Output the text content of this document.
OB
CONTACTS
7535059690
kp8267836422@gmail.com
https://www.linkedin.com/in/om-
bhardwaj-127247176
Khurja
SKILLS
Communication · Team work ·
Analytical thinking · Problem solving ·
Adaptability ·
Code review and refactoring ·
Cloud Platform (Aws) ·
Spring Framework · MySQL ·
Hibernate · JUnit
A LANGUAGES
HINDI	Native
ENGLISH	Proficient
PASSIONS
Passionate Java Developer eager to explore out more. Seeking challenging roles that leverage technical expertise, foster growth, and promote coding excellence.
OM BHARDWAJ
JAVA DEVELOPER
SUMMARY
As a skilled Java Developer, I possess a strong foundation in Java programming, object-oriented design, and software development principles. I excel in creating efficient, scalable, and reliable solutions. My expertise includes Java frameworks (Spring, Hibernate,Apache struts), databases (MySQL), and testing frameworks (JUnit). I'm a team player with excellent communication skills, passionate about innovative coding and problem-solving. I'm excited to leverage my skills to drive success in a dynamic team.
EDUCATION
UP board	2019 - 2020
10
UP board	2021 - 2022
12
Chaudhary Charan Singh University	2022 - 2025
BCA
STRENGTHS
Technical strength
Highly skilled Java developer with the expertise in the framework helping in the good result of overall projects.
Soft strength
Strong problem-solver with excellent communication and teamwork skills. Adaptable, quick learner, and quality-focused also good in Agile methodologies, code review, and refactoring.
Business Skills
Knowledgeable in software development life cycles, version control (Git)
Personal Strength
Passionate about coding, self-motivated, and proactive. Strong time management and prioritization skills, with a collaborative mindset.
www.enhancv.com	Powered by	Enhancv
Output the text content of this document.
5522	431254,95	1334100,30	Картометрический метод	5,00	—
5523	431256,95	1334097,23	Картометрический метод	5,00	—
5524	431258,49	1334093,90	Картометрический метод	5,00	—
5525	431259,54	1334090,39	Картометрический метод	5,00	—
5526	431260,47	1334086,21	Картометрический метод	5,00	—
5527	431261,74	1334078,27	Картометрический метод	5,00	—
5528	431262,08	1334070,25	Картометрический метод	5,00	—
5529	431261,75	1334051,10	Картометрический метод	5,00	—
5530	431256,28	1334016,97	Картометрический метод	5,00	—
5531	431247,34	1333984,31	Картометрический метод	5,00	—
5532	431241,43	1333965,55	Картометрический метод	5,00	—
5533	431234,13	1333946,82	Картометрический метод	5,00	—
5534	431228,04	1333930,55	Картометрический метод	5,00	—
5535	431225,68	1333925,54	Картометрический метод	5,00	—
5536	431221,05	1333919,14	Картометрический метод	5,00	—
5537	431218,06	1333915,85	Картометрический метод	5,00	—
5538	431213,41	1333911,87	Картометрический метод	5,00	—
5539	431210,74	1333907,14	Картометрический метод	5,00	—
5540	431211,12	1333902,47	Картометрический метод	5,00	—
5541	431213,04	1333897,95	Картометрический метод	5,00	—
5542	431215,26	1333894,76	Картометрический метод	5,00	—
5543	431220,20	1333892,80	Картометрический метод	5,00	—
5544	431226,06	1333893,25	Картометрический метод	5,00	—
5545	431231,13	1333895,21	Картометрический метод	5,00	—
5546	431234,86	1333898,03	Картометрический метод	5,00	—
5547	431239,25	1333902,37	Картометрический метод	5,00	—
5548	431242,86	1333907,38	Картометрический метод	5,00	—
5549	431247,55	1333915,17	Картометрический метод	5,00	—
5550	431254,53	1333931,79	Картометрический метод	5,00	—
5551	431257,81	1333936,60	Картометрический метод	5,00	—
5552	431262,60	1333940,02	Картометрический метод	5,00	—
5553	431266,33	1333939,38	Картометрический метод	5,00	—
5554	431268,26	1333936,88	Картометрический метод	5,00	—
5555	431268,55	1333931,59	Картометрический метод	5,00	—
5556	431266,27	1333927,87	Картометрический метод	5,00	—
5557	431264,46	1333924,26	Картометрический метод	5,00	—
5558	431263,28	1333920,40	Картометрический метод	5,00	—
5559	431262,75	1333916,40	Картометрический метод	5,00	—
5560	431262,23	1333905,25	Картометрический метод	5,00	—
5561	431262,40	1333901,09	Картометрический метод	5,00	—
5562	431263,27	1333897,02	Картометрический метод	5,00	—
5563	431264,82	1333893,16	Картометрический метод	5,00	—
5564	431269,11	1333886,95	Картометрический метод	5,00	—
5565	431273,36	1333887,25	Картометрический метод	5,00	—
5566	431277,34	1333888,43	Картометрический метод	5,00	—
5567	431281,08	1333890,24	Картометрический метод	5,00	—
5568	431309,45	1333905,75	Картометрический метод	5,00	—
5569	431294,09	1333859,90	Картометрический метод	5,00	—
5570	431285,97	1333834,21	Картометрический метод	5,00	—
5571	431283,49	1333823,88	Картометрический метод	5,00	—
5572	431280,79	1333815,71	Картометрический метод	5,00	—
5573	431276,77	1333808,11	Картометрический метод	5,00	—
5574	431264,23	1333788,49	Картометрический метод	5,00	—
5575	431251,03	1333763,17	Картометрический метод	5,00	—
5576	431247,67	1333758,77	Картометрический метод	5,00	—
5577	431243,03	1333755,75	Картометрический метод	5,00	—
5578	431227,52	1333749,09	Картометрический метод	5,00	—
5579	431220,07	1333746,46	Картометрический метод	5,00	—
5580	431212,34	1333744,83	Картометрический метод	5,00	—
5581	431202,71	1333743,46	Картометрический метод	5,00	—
....
--- YOUR GOAL ---
From the listing above, report the number of lines containing the string "good", without any accompanying remarks.

--- THE REPLY ---
2